Given exercise
Gather up the lines that contain "Period".

--- start ---

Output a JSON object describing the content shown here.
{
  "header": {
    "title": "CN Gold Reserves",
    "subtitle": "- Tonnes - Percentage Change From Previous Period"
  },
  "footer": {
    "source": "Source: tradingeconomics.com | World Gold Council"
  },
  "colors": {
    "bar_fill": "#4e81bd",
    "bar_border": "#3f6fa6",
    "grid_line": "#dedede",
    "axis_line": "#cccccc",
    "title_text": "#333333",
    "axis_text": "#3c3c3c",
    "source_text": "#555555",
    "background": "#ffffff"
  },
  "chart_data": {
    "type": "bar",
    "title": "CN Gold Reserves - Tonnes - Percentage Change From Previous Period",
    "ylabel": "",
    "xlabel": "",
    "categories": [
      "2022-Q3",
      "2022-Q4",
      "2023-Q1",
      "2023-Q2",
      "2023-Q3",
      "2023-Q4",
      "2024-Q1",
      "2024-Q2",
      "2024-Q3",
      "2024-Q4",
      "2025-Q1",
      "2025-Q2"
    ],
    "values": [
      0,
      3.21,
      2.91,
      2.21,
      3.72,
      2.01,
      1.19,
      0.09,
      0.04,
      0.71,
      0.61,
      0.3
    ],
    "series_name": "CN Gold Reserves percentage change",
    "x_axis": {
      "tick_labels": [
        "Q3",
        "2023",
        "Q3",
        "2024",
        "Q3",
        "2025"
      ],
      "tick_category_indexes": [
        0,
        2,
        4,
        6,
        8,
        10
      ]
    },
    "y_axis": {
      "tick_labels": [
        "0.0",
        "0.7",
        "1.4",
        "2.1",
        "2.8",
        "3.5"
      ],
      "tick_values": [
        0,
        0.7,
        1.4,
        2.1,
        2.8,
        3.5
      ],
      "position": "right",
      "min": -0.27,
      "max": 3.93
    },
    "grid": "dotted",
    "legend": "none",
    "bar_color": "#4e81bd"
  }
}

--- end ---
--- start ---

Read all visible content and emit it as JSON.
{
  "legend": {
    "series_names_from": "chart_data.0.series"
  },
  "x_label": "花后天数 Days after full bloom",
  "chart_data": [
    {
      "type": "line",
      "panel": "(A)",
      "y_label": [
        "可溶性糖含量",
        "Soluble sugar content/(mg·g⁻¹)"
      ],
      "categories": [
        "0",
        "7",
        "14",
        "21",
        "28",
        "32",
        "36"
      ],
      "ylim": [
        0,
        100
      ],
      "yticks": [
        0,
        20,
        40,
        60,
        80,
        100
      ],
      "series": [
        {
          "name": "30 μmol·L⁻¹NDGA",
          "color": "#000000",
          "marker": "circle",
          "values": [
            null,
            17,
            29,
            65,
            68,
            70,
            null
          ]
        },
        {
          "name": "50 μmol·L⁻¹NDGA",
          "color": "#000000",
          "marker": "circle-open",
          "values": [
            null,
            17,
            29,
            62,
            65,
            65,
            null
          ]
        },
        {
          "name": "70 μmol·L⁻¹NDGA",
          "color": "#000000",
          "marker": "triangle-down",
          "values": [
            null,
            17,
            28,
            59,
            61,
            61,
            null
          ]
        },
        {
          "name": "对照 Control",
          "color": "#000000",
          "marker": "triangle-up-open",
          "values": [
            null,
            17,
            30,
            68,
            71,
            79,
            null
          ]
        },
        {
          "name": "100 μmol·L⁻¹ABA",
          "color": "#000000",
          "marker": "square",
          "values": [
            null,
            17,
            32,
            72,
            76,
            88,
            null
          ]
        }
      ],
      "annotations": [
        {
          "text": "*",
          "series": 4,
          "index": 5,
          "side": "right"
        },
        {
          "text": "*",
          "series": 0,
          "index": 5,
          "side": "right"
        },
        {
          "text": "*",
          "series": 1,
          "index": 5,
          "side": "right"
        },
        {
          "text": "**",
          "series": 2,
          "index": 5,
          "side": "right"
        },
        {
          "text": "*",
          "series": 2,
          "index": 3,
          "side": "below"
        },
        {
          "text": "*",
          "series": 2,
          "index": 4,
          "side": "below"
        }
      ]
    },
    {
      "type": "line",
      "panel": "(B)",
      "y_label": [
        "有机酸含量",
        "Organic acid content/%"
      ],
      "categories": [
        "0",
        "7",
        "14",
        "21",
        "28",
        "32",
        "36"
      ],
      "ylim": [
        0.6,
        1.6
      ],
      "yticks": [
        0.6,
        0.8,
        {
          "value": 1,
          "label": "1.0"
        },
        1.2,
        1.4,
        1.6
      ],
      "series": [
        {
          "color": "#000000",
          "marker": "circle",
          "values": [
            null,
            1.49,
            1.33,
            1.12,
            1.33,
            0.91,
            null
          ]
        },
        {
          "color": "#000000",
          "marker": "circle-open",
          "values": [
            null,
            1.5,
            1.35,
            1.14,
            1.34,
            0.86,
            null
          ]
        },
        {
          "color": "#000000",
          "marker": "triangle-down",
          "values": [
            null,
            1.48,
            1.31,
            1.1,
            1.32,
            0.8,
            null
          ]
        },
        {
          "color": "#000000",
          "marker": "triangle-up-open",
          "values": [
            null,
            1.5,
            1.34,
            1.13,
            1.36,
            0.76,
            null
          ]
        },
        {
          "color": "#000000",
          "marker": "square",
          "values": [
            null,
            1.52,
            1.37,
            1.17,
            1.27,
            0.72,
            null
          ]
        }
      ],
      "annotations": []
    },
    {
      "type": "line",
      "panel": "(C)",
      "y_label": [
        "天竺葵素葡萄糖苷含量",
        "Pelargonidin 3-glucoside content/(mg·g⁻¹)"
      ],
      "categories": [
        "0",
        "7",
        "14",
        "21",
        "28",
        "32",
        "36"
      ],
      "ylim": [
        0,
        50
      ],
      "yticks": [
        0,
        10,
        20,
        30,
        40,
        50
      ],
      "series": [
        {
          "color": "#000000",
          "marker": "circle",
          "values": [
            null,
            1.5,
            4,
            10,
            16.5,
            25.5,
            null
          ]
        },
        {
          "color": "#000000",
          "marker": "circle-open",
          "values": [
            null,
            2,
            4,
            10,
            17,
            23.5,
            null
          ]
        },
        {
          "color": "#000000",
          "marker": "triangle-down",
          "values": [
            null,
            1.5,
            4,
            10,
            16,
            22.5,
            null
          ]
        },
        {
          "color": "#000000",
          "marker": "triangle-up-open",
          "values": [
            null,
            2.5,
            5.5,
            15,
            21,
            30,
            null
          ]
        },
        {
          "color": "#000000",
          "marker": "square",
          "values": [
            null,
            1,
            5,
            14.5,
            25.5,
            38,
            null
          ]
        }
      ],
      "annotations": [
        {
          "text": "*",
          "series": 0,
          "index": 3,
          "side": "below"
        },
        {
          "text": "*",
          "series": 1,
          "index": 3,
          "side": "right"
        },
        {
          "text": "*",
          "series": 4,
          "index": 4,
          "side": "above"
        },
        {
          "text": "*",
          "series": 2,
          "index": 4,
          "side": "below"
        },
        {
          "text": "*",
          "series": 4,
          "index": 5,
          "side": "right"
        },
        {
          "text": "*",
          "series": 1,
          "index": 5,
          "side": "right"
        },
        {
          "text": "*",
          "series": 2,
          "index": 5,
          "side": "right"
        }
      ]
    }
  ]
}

--- end ---
--- start ---

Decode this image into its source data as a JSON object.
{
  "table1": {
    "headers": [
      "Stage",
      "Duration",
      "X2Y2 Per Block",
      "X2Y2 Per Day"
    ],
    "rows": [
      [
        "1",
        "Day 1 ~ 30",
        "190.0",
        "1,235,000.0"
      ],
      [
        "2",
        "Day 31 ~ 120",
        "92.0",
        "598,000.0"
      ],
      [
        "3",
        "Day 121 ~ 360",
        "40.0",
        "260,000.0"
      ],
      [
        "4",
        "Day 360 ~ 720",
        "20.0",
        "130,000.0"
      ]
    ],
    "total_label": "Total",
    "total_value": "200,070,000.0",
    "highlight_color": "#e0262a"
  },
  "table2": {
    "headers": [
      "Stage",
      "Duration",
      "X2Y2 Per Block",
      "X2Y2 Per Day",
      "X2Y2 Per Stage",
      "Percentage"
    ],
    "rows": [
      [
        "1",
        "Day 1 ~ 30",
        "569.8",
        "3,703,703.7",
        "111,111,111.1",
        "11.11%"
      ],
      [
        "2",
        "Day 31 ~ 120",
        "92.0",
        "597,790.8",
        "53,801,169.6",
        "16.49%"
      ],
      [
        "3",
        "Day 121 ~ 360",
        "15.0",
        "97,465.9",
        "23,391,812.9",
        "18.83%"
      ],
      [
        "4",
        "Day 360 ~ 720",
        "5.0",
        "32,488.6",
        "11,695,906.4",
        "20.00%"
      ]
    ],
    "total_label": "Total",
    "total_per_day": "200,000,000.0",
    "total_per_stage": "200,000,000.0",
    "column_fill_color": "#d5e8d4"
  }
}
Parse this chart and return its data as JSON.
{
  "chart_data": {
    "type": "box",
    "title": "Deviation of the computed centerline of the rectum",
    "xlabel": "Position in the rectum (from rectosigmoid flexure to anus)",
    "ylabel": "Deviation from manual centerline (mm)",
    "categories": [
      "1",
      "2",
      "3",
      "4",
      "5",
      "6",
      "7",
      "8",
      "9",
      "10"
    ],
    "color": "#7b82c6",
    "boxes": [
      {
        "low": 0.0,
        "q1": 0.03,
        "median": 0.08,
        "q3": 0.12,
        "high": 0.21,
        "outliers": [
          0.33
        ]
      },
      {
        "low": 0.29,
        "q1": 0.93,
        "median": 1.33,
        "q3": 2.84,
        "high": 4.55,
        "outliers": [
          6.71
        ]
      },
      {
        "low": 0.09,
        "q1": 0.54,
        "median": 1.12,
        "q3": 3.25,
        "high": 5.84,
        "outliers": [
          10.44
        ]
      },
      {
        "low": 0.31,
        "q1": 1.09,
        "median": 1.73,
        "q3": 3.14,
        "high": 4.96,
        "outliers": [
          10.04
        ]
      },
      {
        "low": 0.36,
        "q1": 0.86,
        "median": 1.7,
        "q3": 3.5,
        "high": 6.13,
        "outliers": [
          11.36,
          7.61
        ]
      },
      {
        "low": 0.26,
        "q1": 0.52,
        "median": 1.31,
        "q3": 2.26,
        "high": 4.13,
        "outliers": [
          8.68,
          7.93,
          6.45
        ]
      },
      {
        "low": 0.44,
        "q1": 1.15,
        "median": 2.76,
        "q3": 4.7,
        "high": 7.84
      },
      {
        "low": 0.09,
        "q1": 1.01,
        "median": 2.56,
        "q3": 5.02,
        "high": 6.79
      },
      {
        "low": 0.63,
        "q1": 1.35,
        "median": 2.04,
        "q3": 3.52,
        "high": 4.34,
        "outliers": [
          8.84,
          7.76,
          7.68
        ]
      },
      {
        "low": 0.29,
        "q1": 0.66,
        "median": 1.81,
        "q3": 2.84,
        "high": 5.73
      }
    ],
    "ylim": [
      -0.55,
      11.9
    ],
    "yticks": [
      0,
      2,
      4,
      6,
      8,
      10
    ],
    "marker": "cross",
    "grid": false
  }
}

--- end ---

Output below
    "subtitle": "- Tonnes - Percentage Change From Previous Period"
    "title": "CN Gold Reserves - Tonnes - Percentage Change From Previous Period",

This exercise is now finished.